■ Set exercise ■
Your task is to write out exactly the lines from the line containing "What data was" through the end of the records, inclusive at both ends.

Source records:
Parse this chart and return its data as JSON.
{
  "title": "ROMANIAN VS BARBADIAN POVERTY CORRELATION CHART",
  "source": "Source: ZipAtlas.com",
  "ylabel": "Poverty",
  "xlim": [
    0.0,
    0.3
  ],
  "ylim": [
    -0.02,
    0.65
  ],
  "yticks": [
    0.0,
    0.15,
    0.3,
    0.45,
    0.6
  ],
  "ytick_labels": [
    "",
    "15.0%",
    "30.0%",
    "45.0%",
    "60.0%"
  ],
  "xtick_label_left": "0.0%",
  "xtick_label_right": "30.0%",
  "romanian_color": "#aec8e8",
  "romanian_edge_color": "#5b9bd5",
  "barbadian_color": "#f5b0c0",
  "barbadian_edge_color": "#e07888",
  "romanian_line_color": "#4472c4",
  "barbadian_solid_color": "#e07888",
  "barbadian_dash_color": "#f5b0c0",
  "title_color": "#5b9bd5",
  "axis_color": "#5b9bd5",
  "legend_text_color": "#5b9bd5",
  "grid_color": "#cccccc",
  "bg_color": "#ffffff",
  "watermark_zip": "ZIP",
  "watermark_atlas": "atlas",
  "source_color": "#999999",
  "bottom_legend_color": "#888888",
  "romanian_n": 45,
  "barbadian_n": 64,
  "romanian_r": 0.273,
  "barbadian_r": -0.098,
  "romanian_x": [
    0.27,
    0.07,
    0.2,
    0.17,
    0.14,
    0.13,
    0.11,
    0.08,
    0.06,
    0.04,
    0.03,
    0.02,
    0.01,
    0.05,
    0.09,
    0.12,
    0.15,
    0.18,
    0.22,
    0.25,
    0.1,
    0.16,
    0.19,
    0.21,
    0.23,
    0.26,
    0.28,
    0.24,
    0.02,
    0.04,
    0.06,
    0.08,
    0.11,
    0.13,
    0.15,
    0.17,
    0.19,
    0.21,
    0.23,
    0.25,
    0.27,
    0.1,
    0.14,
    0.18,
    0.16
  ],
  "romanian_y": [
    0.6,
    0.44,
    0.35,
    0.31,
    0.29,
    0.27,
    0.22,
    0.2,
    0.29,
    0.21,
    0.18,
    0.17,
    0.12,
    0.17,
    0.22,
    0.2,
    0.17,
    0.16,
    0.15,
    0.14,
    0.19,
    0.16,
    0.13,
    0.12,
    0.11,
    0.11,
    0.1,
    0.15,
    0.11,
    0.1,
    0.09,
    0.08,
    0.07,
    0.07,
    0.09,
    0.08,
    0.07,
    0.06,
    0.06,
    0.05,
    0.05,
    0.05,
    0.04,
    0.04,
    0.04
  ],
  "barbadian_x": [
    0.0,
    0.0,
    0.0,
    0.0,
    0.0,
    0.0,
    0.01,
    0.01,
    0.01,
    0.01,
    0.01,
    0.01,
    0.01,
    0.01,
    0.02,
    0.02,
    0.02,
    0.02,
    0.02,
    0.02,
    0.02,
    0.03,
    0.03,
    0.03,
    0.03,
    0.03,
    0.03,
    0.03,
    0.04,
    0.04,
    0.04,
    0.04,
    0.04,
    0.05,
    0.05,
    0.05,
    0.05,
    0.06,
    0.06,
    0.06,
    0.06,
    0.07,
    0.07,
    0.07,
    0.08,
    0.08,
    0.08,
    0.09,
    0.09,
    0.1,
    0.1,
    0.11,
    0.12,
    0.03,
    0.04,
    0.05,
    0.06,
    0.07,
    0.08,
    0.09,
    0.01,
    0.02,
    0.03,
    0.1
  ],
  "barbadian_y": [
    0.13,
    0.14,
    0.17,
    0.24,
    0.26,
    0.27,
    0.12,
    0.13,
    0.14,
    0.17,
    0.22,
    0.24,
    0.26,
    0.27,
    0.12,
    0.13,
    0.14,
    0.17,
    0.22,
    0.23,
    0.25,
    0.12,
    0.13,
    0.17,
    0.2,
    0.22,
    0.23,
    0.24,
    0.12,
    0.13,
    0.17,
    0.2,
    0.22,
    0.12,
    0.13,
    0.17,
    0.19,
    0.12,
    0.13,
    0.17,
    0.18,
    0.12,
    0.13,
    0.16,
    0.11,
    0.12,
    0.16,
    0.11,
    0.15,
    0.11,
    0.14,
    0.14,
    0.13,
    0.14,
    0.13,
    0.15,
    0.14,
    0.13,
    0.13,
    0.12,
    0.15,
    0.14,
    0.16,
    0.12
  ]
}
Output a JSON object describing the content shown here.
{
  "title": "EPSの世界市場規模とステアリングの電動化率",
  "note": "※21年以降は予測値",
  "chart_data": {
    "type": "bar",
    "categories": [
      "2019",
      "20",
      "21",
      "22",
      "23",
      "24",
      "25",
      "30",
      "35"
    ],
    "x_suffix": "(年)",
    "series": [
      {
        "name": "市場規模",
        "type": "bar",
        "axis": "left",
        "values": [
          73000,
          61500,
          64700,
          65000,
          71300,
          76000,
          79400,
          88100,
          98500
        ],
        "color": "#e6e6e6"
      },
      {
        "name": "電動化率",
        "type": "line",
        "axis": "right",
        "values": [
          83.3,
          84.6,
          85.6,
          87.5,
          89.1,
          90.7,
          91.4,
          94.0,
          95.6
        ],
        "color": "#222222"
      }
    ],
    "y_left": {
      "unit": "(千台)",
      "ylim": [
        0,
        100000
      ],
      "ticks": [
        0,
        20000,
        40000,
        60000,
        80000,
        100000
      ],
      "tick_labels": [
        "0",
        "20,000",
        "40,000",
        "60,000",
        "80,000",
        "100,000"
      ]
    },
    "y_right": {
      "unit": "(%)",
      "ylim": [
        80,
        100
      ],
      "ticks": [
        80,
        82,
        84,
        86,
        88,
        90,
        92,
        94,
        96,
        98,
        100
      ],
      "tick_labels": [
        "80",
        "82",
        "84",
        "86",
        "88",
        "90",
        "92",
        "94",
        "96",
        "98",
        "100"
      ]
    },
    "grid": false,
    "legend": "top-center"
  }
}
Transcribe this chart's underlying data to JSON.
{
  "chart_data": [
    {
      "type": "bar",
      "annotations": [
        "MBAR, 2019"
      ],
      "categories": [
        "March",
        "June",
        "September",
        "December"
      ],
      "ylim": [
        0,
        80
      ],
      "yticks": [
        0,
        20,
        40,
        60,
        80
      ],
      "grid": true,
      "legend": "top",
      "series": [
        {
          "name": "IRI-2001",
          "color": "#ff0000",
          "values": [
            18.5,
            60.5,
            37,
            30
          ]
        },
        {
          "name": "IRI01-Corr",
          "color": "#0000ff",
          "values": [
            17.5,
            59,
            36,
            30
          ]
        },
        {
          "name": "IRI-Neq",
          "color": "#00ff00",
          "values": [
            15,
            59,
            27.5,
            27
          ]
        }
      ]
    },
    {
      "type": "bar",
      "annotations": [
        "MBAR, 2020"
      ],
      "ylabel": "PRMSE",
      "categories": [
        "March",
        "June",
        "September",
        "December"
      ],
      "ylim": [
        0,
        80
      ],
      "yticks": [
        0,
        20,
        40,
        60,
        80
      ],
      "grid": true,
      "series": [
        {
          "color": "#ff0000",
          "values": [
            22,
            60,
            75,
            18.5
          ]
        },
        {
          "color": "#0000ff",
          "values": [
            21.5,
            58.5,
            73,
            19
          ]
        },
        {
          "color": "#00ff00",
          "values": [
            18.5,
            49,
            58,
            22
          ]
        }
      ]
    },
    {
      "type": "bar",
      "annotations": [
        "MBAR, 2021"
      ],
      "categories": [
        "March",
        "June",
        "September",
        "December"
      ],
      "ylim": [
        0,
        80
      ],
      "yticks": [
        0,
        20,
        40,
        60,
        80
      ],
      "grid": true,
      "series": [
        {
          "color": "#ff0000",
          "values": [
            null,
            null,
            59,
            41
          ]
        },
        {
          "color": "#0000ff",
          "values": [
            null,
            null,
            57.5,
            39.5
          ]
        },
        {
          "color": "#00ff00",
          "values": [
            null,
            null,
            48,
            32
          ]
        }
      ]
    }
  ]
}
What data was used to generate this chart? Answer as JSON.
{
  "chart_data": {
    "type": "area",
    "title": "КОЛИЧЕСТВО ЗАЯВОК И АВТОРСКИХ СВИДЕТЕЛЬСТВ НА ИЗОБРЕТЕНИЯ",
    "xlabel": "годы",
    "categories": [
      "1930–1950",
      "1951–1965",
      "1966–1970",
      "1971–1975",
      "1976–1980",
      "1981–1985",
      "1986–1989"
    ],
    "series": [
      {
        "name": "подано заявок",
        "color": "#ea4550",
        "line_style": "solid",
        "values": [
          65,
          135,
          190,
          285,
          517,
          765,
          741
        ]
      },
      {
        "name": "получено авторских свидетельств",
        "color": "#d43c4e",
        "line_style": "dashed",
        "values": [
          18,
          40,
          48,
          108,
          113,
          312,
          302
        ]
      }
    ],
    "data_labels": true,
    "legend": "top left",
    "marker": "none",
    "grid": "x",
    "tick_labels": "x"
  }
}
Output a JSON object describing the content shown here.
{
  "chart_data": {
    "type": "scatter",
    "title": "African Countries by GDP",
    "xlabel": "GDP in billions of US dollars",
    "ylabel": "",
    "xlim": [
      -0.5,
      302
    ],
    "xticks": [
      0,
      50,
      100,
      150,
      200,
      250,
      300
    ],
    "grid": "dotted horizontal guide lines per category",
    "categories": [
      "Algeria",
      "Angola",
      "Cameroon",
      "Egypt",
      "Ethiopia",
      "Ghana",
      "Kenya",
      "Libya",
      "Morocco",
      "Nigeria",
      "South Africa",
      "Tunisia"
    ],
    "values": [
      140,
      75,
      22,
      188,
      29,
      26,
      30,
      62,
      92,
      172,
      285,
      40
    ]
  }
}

■ Expected output ■
What data was used to generate this chart? Answer as JSON.
{
  "chart_data": {
    "type": "area",
    "title": "КОЛИЧЕСТВО ЗАЯВОК И АВТОРСКИХ СВИДЕТЕЛЬСТВ НА ИЗОБРЕТЕНИЯ",
    "xlabel": "годы",
    "categories": [
      "1930–1950",
      "1951–1965",
      "1966–1970",
      "1971–1975",
      "1976–1980",
      "1981–1985",
      "1986–1989"
    ],
    "series": [
      {
        "name": "подано заявок",
        "color": "#ea4550",
        "line_style": "solid",
        "values": [
          65,
          135,
          190,
          285,
          517,
          765,
          741
        ]
      },
      {
        "name": "получено авторских свидетельств",
        "color": "#d43c4e",
        "line_style": "dashed",
        "values": [
          18,
          40,
          48,
          108,
          113,
          312,
          302
        ]
      }
    ],
    "data_labels": true,
    "legend": "top left",
    "marker": "none",
    "grid": "x",
    "tick_labels": "x"
  }
}
Output a JSON object describing the content shown here.
{
  "chart_data": {
    "type": "scatter",
    "title": "African Countries by GDP",
    "xlabel": "GDP in billions of US dollars",
    "ylabel": "",
    "xlim": [
      -0.5,
      302
    ],
    "xticks": [
      0,
      50,
      100,
      150,
      200,
      250,
      300
    ],
    "grid": "dotted horizontal guide lines per category",
    "categories": [
      "Algeria",
      "Angola",
      "Cameroon",
      "Egypt",
      "Ethiopia",
      "Ghana",
      "Kenya",
      "Libya",
      "Morocco",
      "Nigeria",
      "South Africa",
      "Tunisia"
    ],
    "values": [
      140,
      75,
      22,
      188,
      29,
      26,
      30,
      62,
      92,
      172,
      285,
      40
    ]
  }
}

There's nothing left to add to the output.